**WHAT YOU WILL DO:** Your job is to retype all of the data word for word, leaving every image out.
▽
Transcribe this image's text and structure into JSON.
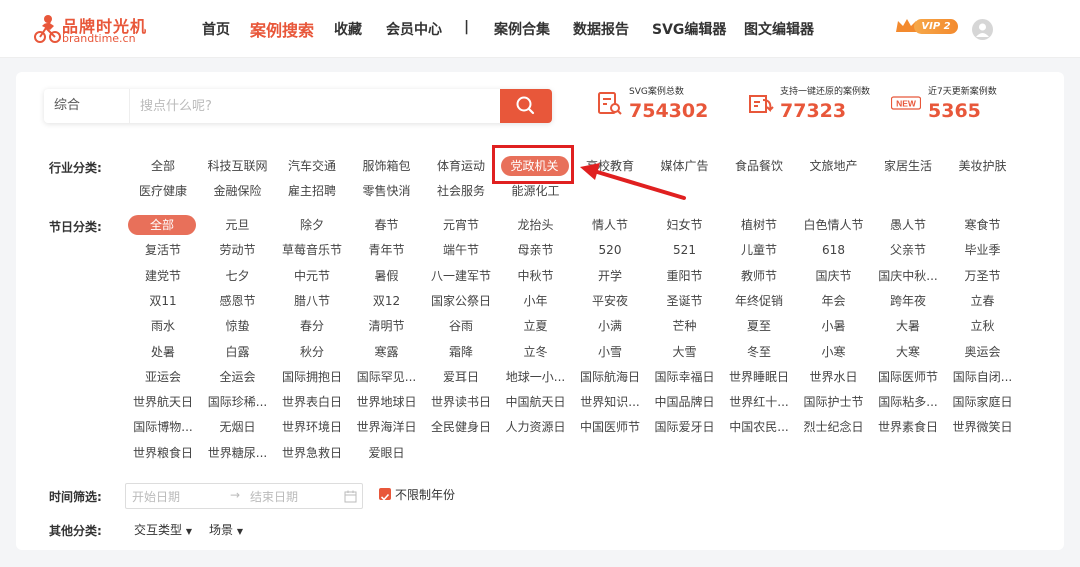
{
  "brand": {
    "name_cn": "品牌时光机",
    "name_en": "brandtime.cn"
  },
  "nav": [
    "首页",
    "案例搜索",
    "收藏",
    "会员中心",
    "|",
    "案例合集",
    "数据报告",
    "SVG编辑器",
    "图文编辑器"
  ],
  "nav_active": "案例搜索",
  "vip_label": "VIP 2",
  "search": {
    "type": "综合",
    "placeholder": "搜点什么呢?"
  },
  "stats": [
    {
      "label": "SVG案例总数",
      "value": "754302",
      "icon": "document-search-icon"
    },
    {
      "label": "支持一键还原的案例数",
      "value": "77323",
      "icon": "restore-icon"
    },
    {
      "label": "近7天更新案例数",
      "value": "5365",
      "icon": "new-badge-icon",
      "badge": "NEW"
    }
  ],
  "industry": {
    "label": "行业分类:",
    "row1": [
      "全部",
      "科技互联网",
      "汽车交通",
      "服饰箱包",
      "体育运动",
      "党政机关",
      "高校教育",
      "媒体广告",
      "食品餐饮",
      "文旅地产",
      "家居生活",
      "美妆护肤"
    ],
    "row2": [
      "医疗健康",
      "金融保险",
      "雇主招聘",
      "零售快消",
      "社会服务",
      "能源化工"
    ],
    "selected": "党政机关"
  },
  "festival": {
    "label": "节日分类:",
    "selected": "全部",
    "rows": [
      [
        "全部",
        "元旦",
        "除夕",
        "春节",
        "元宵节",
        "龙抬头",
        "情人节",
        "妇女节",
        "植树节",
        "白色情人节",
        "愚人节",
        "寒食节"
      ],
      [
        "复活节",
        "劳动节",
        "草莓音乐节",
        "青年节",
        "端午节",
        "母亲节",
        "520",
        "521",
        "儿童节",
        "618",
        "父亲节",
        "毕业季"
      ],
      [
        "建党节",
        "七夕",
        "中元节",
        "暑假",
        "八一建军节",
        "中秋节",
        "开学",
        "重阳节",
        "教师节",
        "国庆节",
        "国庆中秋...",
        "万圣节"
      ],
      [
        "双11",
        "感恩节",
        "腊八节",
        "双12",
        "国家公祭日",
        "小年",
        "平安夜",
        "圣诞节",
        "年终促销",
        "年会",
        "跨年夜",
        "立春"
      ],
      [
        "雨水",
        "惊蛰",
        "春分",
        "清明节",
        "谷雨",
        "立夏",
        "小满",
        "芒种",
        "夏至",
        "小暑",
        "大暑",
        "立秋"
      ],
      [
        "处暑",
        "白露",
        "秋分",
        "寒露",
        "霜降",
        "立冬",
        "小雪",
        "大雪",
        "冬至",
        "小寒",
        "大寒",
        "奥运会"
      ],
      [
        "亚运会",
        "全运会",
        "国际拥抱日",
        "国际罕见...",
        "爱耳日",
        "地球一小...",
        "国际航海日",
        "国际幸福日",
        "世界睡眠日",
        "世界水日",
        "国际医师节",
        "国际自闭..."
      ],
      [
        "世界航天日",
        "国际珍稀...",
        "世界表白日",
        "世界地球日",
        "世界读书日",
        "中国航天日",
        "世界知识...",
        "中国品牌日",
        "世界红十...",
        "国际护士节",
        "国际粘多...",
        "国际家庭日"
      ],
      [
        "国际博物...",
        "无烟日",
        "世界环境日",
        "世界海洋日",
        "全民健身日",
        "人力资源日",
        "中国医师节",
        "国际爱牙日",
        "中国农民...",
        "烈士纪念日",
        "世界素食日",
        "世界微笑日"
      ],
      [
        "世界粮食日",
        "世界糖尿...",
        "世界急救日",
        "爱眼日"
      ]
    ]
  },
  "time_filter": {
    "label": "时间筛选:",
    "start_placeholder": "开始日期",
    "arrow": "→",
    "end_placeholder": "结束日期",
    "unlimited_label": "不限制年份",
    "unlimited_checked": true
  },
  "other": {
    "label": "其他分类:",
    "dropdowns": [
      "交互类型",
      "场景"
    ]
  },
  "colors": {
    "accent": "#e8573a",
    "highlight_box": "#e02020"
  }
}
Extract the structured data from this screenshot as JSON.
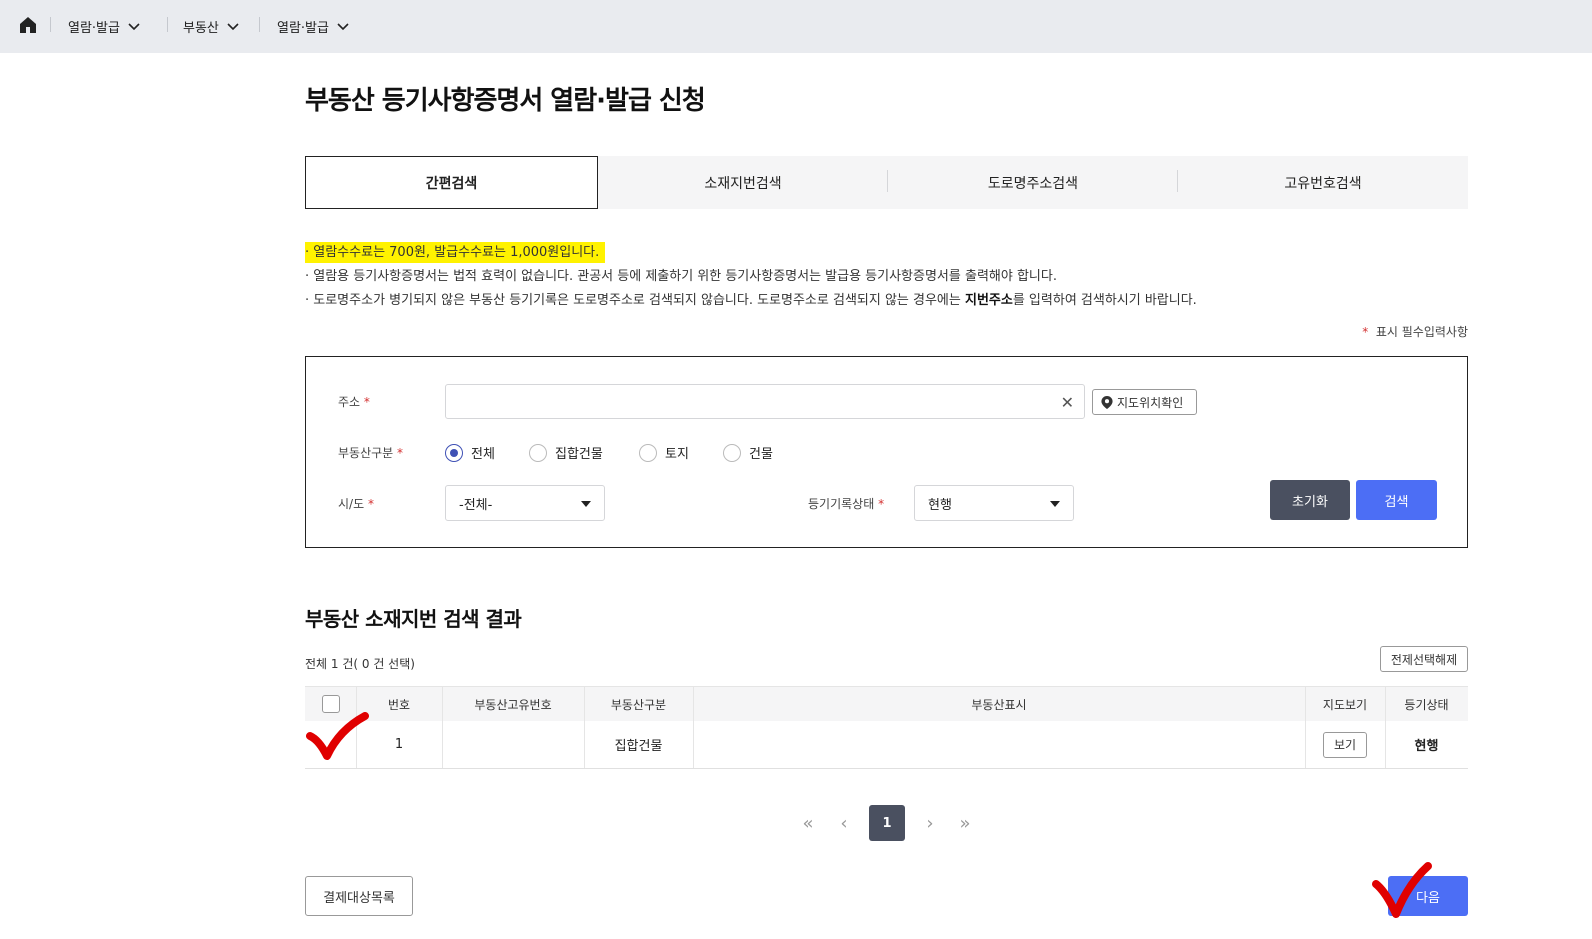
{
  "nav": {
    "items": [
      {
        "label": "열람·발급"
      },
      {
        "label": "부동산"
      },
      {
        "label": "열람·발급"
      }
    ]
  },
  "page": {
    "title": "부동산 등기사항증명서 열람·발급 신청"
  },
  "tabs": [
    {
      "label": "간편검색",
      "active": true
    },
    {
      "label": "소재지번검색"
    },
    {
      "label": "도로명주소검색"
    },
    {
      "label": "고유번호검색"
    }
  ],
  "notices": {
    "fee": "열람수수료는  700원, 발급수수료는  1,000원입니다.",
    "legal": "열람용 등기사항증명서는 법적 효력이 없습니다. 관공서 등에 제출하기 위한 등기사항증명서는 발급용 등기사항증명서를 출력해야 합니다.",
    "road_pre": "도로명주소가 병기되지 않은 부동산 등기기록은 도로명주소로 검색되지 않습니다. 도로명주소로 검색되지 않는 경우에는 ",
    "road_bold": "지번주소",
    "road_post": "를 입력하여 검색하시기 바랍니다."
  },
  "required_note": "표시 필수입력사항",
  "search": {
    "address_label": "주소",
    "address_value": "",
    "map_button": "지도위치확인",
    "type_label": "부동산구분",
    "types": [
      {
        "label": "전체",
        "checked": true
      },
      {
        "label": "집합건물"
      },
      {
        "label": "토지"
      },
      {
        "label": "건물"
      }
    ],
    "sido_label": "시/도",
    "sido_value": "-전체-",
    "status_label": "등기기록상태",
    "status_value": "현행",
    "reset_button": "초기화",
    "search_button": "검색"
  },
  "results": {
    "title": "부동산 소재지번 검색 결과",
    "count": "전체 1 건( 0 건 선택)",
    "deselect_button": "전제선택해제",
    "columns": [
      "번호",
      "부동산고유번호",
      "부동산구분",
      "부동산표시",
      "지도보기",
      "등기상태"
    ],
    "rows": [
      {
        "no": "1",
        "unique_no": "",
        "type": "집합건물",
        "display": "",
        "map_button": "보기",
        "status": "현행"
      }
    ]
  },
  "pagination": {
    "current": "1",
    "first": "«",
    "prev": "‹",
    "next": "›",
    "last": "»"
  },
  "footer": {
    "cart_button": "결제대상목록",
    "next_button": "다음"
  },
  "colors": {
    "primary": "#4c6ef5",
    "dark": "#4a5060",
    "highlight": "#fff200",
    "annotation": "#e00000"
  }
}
△
**EXPECTED ANSWER:**
Transcribe this image's text and structure into JSON.
{
  "brand": {
    "name_cn": "品牌时光机",
    "name_en": "brandtime.cn"
  },
  "nav": [
    "首页",
    "案例搜索",
    "收藏",
    "会员中心",
    "|",
    "案例合集",
    "数据报告",
    "SVG编辑器",
    "图文编辑器"
  ],
  "nav_active": "案例搜索",
  "vip_label": "VIP 2",
  "search": {
    "type": "综合",
    "placeholder": "搜点什么呢?"
  },
  "stats": [
    {
      "label": "SVG案例总数",
      "value": "754302",
      "icon": "document-search-icon"
    },
    {
      "label": "支持一键还原的案例数",
      "value": "77323",
      "icon": "restore-icon"
    },
    {
      "label": "近7天更新案例数",
      "value": "5365",
      "icon": "new-badge-icon",
      "badge": "NEW"
    }
  ],
  "industry": {
    "label": "行业分类:",
    "row1": [
      "全部",
      "科技互联网",
      "汽车交通",
      "服饰箱包",
      "体育运动",
      "党政机关",
      "高校教育",
      "媒体广告",
      "食品餐饮",
      "文旅地产",
      "家居生活",
      "美妆护肤"
    ],
    "row2": [
      "医疗健康",
      "金融保险",
      "雇主招聘",
      "零售快消",
      "社会服务",
      "能源化工"
    ],
    "selected": "党政机关"
  },
  "festival": {
    "label": "节日分类:",
    "selected": "全部",
    "rows": [
      [
        "全部",
        "元旦",
        "除夕",
        "春节",
        "元宵节",
        "龙抬头",
        "情人节",
        "妇女节",
        "植树节",
        "白色情人节",
        "愚人节",
        "寒食节"
      ],
      [
        "复活节",
        "劳动节",
        "草莓音乐节",
        "青年节",
        "端午节",
        "母亲节",
        "520",
        "521",
        "儿童节",
        "618",
        "父亲节",
        "毕业季"
      ],
      [
        "建党节",
        "七夕",
        "中元节",
        "暑假",
        "八一建军节",
        "中秋节",
        "开学",
        "重阳节",
        "教师节",
        "国庆节",
        "国庆中秋...",
        "万圣节"
      ],
      [
        "双11",
        "感恩节",
        "腊八节",
        "双12",
        "国家公祭日",
        "小年",
        "平安夜",
        "圣诞节",
        "年终促销",
        "年会",
        "跨年夜",
        "立春"
      ],
      [
        "雨水",
        "惊蛰",
        "春分",
        "清明节",
        "谷雨",
        "立夏",
        "小满",
        "芒种",
        "夏至",
        "小暑",
        "大暑",
        "立秋"
      ],
      [
        "处暑",
        "白露",
        "秋分",
        "寒露",
        "霜降",
        "立冬",
        "小雪",
        "大雪",
        "冬至",
        "小寒",
        "大寒",
        "奥运会"
      ],
      [
        "亚运会",
        "全运会",
        "国际拥抱日",
        "国际罕见...",
        "爱耳日",
        "地球一小...",
        "国际航海日",
        "国际幸福日",
        "世界睡眠日",
        "世界水日",
        "国际医师节",
        "国际自闭..."
      ],
      [
        "世界航天日",
        "国际珍稀...",
        "世界表白日",
        "世界地球日",
        "世界读书日",
        "中国航天日",
        "世界知识...",
        "中国品牌日",
        "世界红十...",
        "国际护士节",
        "国际粘多...",
        "国际家庭日"
      ],
      [
        "国际博物...",
        "无烟日",
        "世界环境日",
        "世界海洋日",
        "全民健身日",
        "人力资源日",
        "中国医师节",
        "国际爱牙日",
        "中国农民...",
        "烈士纪念日",
        "世界素食日",
        "世界微笑日"
      ],
      [
        "世界粮食日",
        "世界糖尿...",
        "世界急救日",
        "爱眼日"
      ]
    ]
  },
  "time_filter": {
    "label": "时间筛选:",
    "start_placeholder": "开始日期",
    "arrow": "→",
    "end_placeholder": "结束日期",
    "unlimited_label": "不限制年份",
    "unlimited_checked": true
  },
  "other": {
    "label": "其他分类:",
    "dropdowns": [
      "交互类型",
      "场景"
    ]
  },
  "colors": {
    "accent": "#e8573a",
    "highlight_box": "#e02020"
  }
}
Extract the structured data from this screenshot as JSON.
{
  "nav": {
    "items": [
      {
        "label": "열람·발급"
      },
      {
        "label": "부동산"
      },
      {
        "label": "열람·발급"
      }
    ]
  },
  "page": {
    "title": "부동산 등기사항증명서 열람·발급 신청"
  },
  "tabs": [
    {
      "label": "간편검색",
      "active": true
    },
    {
      "label": "소재지번검색"
    },
    {
      "label": "도로명주소검색"
    },
    {
      "label": "고유번호검색"
    }
  ],
  "notices": {
    "fee": "열람수수료는  700원, 발급수수료는  1,000원입니다.",
    "legal": "열람용 등기사항증명서는 법적 효력이 없습니다. 관공서 등에 제출하기 위한 등기사항증명서는 발급용 등기사항증명서를 출력해야 합니다.",
    "road_pre": "도로명주소가 병기되지 않은 부동산 등기기록은 도로명주소로 검색되지 않습니다. 도로명주소로 검색되지 않는 경우에는 ",
    "road_bold": "지번주소",
    "road_post": "를 입력하여 검색하시기 바랍니다."
  },
  "required_note": "표시 필수입력사항",
  "search": {
    "address_label": "주소",
    "address_value": "",
    "map_button": "지도위치확인",
    "type_label": "부동산구분",
    "types": [
      {
        "label": "전체",
        "checked": true
      },
      {
        "label": "집합건물"
      },
      {
        "label": "토지"
      },
      {
        "label": "건물"
      }
    ],
    "sido_label": "시/도",
    "sido_value": "-전체-",
    "status_label": "등기기록상태",
    "status_value": "현행",
    "reset_button": "초기화",
    "search_button": "검색"
  },
  "results": {
    "title": "부동산 소재지번 검색 결과",
    "count": "전체 1 건( 0 건 선택)",
    "deselect_button": "전제선택해제",
    "columns": [
      "번호",
      "부동산고유번호",
      "부동산구분",
      "부동산표시",
      "지도보기",
      "등기상태"
    ],
    "rows": [
      {
        "no": "1",
        "unique_no": "",
        "type": "집합건물",
        "display": "",
        "map_button": "보기",
        "status": "현행"
      }
    ]
  },
  "pagination": {
    "current": "1",
    "first": "«",
    "prev": "‹",
    "next": "›",
    "last": "»"
  },
  "footer": {
    "cart_button": "결제대상목록",
    "next_button": "다음"
  },
  "colors": {
    "primary": "#4c6ef5",
    "dark": "#4a5060",
    "highlight": "#fff200",
    "annotation": "#e00000"
  }
}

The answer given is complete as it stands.